Each entry must be reproduced precisely as it stands.

**Input records**:
◆ ◆ ◆

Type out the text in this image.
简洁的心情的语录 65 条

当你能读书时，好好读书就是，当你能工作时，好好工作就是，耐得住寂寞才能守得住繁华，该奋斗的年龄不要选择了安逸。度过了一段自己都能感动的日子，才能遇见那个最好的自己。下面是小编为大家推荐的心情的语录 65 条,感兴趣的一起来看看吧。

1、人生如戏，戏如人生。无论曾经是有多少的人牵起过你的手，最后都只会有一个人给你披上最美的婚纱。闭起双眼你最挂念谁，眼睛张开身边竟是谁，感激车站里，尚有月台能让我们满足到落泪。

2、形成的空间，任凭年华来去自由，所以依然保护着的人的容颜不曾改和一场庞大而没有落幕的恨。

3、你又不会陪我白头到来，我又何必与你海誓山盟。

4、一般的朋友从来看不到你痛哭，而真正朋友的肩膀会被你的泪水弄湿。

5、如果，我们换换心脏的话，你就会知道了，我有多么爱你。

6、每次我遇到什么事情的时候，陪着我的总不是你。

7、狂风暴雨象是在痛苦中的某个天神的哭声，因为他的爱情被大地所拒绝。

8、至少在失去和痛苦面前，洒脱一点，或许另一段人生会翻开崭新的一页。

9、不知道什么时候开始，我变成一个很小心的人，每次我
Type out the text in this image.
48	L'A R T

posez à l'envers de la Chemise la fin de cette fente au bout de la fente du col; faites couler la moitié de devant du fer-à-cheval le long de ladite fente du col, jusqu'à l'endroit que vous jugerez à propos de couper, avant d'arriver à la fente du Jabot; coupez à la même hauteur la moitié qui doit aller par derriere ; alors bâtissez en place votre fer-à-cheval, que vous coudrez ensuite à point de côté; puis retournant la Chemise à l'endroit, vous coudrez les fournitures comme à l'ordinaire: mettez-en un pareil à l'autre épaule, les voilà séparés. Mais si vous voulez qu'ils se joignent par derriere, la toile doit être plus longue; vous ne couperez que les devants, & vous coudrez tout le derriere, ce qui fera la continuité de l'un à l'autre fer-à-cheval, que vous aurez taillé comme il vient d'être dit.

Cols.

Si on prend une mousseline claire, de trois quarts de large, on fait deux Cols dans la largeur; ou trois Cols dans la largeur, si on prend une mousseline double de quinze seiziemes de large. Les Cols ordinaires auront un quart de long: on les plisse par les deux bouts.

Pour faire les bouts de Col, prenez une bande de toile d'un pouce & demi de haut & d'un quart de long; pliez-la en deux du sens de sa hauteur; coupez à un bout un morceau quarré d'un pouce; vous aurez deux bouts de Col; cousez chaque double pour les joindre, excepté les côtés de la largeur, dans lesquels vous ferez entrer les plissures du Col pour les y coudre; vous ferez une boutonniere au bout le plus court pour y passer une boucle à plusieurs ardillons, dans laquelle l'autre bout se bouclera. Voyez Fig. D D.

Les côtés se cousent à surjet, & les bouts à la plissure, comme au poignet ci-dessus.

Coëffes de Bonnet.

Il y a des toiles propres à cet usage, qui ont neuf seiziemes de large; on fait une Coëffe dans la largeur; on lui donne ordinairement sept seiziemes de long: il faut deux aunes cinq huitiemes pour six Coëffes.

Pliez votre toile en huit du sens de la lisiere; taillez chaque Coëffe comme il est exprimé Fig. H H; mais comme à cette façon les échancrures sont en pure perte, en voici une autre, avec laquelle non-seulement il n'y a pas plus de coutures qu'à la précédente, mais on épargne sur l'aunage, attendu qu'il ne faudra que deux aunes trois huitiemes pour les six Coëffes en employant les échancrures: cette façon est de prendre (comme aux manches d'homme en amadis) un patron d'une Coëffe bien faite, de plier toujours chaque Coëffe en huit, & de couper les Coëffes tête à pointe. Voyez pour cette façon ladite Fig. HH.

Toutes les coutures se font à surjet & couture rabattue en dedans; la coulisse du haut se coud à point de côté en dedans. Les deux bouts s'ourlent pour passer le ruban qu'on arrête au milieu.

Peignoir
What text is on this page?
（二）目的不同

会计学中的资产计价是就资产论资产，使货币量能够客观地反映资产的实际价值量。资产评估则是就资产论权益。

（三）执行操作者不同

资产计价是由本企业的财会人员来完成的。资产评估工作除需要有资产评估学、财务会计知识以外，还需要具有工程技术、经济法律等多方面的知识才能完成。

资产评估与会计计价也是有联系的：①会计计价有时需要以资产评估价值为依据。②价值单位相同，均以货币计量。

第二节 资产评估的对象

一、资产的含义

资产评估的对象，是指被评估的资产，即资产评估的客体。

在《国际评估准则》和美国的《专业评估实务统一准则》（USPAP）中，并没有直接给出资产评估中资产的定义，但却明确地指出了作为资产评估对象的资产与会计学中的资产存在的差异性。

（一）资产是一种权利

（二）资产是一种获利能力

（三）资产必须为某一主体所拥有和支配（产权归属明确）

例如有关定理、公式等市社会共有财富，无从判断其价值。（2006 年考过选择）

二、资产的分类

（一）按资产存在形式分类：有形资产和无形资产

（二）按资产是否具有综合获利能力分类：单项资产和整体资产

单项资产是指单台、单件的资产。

◆ ◆ ◆

**Answer for the task**:
Type out the text in this image.
简洁的心情的语录 65 条

当你能读书时，好好读书就是，当你能工作时，好好工作就是，耐得住寂寞才能守得住繁华，该奋斗的年龄不要选择了安逸。度过了一段自己都能感动的日子，才能遇见那个最好的自己。下面是小编为大家推荐的心情的语录 65 条,感兴趣的一起来看看吧。

1、人生如戏，戏如人生。无论曾经是有多少的人牵起过你的手，最后都只会有一个人给你披上最美的婚纱。闭起双眼你最挂念谁，眼睛张开身边竟是谁，感激车站里，尚有月台能让我们满足到落泪。

2、形成的空间，任凭年华来去自由，所以依然保护着的人的容颜不曾改和一场庞大而没有落幕的恨。

3、你又不会陪我白头到来，我又何必与你海誓山盟。

4、一般的朋友从来看不到你痛哭，而真正朋友的肩膀会被你的泪水弄湿。

5、如果，我们换换心脏的话，你就会知道了，我有多么爱你。

6、每次我遇到什么事情的时候，陪着我的总不是你。

7、狂风暴雨象是在痛苦中的某个天神的哭声，因为他的爱情被大地所拒绝。

8、至少在失去和痛苦面前，洒脱一点，或许另一段人生会翻开崭新的一页。

9、不知道什么时候开始，我变成一个很小心的人，每次我
Type out the text in this image.
48	L'A R T

posez à l'envers de la Chemise la fin de cette fente au bout de la fente du col; faites couler la moitié de devant du fer-à-cheval le long de ladite fente du col, jusqu'à l'endroit que vous jugerez à propos de couper, avant d'arriver à la fente du Jabot; coupez à la même hauteur la moitié qui doit aller par derriere ; alors bâtissez en place votre fer-à-cheval, que vous coudrez ensuite à point de côté; puis retournant la Chemise à l'endroit, vous coudrez les fournitures comme à l'ordinaire: mettez-en un pareil à l'autre épaule, les voilà séparés. Mais si vous voulez qu'ils se joignent par derriere, la toile doit être plus longue; vous ne couperez que les devants, & vous coudrez tout le derriere, ce qui fera la continuité de l'un à l'autre fer-à-cheval, que vous aurez taillé comme il vient d'être dit.

Cols.

Si on prend une mousseline claire, de trois quarts de large, on fait deux Cols dans la largeur; ou trois Cols dans la largeur, si on prend une mousseline double de quinze seiziemes de large. Les Cols ordinaires auront un quart de long: on les plisse par les deux bouts.

Pour faire les bouts de Col, prenez une bande de toile d'un pouce & demi de haut & d'un quart de long; pliez-la en deux du sens de sa hauteur; coupez à un bout un morceau quarré d'un pouce; vous aurez deux bouts de Col; cousez chaque double pour les joindre, excepté les côtés de la largeur, dans lesquels vous ferez entrer les plissures du Col pour les y coudre; vous ferez une boutonniere au bout le plus court pour y passer une boucle à plusieurs ardillons, dans laquelle l'autre bout se bouclera. Voyez Fig. D D.

Les côtés se cousent à surjet, & les bouts à la plissure, comme au poignet ci-dessus.

Coëffes de Bonnet.

Il y a des toiles propres à cet usage, qui ont neuf seiziemes de large; on fait une Coëffe dans la largeur; on lui donne ordinairement sept seiziemes de long: il faut deux aunes cinq huitiemes pour six Coëffes.

Pliez votre toile en huit du sens de la lisiere; taillez chaque Coëffe comme il est exprimé Fig. H H; mais comme à cette façon les échancrures sont en pure perte, en voici une autre, avec laquelle non-seulement il n'y a pas plus de coutures qu'à la précédente, mais on épargne sur l'aunage, attendu qu'il ne faudra que deux aunes trois huitiemes pour les six Coëffes en employant les échancrures: cette façon est de prendre (comme aux manches d'homme en amadis) un patron d'une Coëffe bien faite, de plier toujours chaque Coëffe en huit, & de couper les Coëffes tête à pointe. Voyez pour cette façon ladite Fig. HH.

Toutes les coutures se font à surjet & couture rabattue en dedans; la coulisse du haut se coud à point de côté en dedans. Les deux bouts s'ourlent pour passer le ruban qu'on arrête au milieu.

Peignoir
What text is on this page?
（二）目的不同

会计学中的资产计价是就资产论资产，使货币量能够客观地反映资产的实际价值量。资产评估则是就资产论权益。

（三）执行操作者不同

资产计价是由本企业的财会人员来完成的。资产评估工作除需要有资产评估学、财务会计知识以外，还需要具有工程技术、经济法律等多方面的知识才能完成。

资产评估与会计计价也是有联系的：①会计计价有时需要以资产评估价值为依据。②价值单位相同，均以货币计量。

第二节 资产评估的对象

一、资产的含义

资产评估的对象，是指被评估的资产，即资产评估的客体。

在《国际评估准则》和美国的《专业评估实务统一准则》（USPAP）中，并没有直接给出资产评估中资产的定义，但却明确地指出了作为资产评估对象的资产与会计学中的资产存在的差异性。

（一）资产是一种权利

（二）资产是一种获利能力

（三）资产必须为某一主体所拥有和支配（产权归属明确）

例如有关定理、公式等市社会共有财富，无从判断其价值。（2006 年考过选择）

二、资产的分类

（一）按资产存在形式分类：有形资产和无形资产

（二）按资产是否具有综合获利能力分类：单项资产和整体资产

单项资产是指单台、单件的资产。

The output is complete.